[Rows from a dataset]
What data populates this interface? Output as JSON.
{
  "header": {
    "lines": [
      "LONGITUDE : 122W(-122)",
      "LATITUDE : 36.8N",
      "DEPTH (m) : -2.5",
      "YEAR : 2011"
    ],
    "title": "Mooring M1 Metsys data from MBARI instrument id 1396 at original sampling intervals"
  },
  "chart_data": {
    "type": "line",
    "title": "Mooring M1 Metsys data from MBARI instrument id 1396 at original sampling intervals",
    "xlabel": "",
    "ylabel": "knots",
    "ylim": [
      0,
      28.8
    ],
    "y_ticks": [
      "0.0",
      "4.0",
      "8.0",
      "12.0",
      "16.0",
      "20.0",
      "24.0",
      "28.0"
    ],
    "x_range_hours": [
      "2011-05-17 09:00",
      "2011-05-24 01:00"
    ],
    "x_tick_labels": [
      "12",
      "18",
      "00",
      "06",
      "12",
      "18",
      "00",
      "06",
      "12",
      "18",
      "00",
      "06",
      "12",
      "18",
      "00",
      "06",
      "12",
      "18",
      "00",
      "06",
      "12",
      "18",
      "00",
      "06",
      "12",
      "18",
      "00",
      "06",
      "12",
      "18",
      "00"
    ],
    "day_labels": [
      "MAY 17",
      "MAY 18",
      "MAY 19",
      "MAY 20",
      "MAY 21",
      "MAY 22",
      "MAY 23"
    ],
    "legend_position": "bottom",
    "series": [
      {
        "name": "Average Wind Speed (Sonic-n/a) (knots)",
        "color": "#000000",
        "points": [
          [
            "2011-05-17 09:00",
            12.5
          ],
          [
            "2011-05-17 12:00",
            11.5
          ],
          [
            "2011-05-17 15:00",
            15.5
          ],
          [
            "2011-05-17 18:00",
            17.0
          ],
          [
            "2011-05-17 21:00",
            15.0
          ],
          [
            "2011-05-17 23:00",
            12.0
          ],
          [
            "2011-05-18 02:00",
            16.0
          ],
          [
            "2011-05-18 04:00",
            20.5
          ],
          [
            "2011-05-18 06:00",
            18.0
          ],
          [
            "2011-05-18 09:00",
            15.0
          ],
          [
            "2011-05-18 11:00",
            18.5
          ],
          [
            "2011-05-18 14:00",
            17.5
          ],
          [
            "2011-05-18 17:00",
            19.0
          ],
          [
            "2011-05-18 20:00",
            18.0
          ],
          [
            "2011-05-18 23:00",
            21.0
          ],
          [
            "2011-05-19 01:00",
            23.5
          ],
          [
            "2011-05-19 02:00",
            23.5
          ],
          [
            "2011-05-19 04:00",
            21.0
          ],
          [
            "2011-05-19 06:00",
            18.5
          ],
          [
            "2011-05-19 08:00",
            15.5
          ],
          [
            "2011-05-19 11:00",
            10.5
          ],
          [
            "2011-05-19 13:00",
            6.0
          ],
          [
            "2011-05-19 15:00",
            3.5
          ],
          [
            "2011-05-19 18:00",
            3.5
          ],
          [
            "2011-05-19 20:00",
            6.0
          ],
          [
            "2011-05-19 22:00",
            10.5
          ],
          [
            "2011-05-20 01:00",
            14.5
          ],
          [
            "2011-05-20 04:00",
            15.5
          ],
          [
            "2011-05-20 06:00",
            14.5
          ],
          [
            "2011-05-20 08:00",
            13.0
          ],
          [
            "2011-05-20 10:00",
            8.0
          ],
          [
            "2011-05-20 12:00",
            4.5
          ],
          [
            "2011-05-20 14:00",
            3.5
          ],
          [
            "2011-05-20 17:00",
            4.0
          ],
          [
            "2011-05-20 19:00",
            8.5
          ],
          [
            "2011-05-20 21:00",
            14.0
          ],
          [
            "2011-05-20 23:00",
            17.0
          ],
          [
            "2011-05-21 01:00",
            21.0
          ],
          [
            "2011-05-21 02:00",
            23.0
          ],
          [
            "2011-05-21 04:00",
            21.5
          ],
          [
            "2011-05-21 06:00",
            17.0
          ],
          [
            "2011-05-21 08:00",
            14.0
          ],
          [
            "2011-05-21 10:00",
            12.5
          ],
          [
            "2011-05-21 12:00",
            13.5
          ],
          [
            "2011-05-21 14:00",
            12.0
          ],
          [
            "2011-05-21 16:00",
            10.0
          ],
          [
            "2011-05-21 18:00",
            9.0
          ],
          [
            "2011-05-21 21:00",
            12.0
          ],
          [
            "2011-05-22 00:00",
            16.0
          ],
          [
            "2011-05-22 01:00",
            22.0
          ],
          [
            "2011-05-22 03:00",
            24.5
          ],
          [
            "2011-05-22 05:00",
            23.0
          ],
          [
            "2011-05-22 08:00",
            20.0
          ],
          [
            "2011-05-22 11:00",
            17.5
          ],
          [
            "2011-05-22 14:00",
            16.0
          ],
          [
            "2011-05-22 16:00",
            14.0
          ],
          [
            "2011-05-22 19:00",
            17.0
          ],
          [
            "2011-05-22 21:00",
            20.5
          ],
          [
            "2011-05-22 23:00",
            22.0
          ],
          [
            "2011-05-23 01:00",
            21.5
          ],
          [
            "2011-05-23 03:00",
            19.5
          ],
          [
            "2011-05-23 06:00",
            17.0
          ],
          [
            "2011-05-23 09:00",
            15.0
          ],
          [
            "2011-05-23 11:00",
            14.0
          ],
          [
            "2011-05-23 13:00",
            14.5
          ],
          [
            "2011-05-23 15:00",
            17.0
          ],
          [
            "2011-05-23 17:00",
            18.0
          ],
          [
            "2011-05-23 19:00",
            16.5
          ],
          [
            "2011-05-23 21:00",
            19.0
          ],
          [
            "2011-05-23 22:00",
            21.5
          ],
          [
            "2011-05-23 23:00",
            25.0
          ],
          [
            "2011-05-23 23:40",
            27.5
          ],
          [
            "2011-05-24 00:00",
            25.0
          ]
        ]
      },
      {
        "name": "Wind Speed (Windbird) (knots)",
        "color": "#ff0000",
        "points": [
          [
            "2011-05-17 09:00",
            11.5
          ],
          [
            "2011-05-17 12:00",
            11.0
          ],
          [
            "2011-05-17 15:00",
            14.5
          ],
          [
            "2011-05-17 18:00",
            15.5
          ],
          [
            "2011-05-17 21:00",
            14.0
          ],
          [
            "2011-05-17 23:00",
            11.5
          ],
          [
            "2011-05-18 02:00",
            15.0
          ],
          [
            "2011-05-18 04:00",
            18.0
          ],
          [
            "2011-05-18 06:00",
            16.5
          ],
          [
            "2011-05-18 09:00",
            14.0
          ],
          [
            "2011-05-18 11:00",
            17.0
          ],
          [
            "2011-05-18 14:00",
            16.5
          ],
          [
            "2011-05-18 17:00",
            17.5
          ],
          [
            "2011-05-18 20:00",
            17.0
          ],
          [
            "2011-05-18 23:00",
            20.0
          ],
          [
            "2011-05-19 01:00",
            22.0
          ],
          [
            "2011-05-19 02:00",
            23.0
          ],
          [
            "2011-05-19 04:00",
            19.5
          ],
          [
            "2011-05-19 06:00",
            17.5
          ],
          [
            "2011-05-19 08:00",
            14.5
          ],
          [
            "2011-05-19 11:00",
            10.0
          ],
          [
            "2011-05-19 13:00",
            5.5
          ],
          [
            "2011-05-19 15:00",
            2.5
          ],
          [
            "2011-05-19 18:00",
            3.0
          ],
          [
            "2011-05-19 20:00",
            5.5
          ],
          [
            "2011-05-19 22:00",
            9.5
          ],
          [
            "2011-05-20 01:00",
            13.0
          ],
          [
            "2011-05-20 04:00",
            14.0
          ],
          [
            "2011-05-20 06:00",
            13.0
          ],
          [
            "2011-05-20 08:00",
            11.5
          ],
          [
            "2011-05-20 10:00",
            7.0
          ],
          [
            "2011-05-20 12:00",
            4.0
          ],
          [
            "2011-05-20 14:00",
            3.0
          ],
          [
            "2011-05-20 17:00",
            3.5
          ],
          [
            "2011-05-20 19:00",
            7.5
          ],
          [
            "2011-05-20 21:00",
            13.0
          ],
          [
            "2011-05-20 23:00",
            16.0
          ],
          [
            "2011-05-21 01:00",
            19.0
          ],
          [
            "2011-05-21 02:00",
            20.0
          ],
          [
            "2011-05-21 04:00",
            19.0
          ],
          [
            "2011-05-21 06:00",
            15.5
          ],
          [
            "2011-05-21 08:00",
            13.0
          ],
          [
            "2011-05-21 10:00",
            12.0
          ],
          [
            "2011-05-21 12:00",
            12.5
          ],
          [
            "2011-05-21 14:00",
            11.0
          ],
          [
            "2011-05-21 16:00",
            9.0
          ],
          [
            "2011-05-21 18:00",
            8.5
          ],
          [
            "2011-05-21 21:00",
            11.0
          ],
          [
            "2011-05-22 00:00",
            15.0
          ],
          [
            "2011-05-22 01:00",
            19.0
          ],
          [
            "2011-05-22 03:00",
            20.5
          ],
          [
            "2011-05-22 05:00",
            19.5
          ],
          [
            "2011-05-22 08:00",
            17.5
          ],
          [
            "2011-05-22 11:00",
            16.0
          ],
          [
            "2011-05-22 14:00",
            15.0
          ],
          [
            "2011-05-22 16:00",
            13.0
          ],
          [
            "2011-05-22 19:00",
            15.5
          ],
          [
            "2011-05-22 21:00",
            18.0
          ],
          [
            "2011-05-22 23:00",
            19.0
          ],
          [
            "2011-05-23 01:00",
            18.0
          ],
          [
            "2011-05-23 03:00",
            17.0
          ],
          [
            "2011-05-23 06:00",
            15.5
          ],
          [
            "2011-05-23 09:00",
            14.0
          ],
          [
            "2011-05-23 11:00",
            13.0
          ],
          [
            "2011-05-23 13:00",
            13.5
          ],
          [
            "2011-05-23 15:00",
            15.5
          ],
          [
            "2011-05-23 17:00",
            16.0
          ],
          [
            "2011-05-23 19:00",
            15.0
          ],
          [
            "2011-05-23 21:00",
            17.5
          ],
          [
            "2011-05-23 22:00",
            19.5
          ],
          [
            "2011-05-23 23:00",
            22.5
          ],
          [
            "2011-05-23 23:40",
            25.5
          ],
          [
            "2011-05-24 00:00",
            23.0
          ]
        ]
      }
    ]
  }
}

WORK TO DO:
Copy out every line in the entries above that holds "Wind".

ANSWER TO THE EXERCISE:
        "name": "Average Wind Speed (Sonic-n/a) (knots)",
        "name": "Wind Speed (Windbird) (knots)",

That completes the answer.